The listing beneath should be written out in full, exactly as shown.

───── Material shown

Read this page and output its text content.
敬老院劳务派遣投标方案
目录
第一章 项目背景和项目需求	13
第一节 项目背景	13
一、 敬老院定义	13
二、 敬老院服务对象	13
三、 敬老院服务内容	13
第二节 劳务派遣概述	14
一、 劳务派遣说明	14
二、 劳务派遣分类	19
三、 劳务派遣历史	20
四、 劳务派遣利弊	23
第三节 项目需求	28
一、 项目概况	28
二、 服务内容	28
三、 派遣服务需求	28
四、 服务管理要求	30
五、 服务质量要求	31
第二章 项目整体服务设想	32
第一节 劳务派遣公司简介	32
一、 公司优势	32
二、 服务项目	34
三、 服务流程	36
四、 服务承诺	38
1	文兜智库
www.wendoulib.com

──────────

Exercise solution —
Read this page and output its text content.
敬老院劳务派遣投标方案
目录
第一章 项目背景和项目需求	13
第一节 项目背景	13
一、 敬老院定义	13
二、 敬老院服务对象	13
三、 敬老院服务内容	13
第二节 劳务派遣概述	14
一、 劳务派遣说明	14
二、 劳务派遣分类	19
三、 劳务派遣历史	20
四、 劳务派遣利弊	23
第三节 项目需求	28
一、 项目概况	28
二、 服务内容	28
三、 派遣服务需求	28
四、 服务管理要求	30
五、 服务质量要求	31
第二章 项目整体服务设想	32
第一节 劳务派遣公司简介	32
一、 公司优势	32
二、 服务项目	34
三、 服务流程	36
四、 服务承诺	38
1	文兜智库
www.wendoulib.com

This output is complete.